--- begin Provided records ---

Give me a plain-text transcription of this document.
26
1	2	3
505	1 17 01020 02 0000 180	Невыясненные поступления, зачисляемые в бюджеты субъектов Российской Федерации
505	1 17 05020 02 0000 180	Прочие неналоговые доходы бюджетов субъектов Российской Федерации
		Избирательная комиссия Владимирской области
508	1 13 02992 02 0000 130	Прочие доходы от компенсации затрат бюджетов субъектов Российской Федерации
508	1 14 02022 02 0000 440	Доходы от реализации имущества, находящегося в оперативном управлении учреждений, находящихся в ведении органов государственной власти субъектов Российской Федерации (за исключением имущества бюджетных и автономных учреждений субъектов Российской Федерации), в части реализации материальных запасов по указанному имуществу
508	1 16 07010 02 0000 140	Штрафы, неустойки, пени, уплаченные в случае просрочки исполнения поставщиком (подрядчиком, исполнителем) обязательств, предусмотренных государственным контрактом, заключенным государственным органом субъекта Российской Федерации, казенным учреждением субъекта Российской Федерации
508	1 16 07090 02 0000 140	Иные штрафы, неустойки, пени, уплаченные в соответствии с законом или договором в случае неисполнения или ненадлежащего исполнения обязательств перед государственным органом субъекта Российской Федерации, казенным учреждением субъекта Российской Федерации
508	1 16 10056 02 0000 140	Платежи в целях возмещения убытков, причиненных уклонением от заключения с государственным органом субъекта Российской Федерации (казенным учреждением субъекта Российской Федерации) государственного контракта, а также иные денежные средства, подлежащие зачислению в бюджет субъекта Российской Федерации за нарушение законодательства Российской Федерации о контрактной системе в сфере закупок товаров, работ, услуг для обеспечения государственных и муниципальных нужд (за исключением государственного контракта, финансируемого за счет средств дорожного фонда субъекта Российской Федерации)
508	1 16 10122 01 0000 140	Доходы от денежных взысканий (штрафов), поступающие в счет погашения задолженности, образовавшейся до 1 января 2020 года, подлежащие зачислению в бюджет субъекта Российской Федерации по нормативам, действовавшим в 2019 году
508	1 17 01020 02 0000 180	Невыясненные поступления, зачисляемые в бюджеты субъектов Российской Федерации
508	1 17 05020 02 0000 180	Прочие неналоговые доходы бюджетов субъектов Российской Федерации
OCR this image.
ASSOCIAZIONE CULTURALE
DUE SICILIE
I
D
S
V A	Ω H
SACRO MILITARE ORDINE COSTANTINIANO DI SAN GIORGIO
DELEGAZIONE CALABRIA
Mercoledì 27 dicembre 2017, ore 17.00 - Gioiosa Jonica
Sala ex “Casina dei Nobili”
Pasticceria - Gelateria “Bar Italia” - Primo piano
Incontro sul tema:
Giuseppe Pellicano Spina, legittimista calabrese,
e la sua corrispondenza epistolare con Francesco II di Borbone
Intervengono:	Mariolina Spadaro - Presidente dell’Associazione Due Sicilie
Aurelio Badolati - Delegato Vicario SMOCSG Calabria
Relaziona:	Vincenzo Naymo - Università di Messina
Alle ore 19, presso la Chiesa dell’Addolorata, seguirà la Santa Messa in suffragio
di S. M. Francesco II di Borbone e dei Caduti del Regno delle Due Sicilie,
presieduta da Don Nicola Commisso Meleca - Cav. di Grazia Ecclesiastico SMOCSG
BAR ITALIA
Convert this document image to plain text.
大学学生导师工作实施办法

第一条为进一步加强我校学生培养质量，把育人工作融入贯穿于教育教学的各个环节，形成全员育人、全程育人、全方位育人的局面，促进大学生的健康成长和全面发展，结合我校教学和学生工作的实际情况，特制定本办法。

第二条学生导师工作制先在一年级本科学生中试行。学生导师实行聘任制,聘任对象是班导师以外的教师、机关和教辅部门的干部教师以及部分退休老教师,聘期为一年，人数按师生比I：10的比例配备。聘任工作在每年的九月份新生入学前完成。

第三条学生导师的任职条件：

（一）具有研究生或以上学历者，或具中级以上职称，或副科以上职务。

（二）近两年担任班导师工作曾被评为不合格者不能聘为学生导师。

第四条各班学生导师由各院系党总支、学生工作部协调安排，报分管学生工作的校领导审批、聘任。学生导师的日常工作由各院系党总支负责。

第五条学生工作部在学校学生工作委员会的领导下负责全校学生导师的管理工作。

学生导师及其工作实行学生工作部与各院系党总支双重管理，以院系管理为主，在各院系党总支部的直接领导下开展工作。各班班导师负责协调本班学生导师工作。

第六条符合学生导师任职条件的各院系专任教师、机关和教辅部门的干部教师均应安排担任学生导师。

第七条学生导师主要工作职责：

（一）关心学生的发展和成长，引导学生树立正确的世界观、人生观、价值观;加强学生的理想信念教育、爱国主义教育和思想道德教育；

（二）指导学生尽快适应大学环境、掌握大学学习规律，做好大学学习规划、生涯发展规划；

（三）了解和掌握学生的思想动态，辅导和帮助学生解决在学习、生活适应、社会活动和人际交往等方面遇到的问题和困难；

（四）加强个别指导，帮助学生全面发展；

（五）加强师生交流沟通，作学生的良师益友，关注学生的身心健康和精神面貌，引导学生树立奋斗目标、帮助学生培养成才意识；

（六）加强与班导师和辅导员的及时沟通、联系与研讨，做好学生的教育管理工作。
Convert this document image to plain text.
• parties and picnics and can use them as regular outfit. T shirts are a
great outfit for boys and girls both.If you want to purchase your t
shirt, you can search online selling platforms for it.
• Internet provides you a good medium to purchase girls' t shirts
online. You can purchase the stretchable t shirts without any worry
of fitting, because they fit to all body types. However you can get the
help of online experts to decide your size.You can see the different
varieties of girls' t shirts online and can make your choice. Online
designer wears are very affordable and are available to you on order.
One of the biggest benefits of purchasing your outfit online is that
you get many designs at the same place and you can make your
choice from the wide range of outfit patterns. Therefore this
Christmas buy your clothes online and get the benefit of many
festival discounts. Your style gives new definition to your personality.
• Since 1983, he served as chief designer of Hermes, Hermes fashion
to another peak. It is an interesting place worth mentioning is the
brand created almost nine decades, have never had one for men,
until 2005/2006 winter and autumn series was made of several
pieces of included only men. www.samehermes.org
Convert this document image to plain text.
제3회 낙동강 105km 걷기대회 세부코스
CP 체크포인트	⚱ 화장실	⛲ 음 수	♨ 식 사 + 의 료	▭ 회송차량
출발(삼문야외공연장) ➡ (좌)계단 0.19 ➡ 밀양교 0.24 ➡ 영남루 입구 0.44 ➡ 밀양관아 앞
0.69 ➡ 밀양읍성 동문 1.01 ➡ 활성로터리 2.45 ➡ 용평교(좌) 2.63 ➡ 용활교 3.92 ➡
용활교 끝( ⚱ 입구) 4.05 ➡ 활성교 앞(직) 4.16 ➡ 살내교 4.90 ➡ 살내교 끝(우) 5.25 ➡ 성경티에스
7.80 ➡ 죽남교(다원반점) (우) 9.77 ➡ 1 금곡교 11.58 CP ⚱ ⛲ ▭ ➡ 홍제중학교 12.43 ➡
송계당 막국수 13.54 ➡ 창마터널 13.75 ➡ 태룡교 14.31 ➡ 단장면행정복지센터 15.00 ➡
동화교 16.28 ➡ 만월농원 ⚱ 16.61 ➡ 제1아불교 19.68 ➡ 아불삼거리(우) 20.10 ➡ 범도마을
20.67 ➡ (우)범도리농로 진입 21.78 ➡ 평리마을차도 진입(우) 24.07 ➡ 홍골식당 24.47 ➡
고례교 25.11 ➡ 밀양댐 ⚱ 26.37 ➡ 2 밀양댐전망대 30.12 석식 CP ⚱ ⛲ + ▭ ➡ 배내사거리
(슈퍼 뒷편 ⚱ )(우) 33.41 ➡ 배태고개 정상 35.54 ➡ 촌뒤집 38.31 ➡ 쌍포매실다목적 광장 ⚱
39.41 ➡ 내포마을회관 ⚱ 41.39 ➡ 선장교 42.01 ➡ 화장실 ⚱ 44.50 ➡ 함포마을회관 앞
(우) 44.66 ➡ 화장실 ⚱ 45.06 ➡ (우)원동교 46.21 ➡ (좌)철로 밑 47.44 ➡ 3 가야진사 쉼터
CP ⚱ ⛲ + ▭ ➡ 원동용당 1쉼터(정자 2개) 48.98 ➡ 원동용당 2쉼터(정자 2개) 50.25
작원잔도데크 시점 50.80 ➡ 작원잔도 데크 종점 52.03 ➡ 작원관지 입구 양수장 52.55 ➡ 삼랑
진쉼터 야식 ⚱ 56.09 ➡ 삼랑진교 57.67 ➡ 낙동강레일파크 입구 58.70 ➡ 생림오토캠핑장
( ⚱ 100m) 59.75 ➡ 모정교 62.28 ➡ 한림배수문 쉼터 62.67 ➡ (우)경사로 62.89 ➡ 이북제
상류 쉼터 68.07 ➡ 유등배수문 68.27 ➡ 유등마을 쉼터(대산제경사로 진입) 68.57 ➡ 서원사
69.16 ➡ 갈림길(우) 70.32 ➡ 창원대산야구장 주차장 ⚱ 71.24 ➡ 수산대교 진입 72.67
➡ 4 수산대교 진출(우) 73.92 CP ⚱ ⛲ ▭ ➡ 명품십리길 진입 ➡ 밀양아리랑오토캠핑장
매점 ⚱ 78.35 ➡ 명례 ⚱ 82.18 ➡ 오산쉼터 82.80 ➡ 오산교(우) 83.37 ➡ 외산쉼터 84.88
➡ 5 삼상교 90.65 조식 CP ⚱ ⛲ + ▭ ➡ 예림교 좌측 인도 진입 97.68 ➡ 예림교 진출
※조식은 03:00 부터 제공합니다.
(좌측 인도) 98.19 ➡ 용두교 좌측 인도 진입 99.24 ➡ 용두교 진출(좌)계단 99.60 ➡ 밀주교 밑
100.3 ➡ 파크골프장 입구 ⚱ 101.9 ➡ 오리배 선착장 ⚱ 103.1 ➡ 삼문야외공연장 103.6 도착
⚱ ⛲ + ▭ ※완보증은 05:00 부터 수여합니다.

--- end Provided records ---

◆ **Job**
Look for lines containing the string "Francesco" and copy them all.

◆ **Task result**
e la sua corrispondenza epistolare con Francesco II di Borbone
di S. M. Francesco II di Borbone e dei Caduti del Regno delle Due Sicilie,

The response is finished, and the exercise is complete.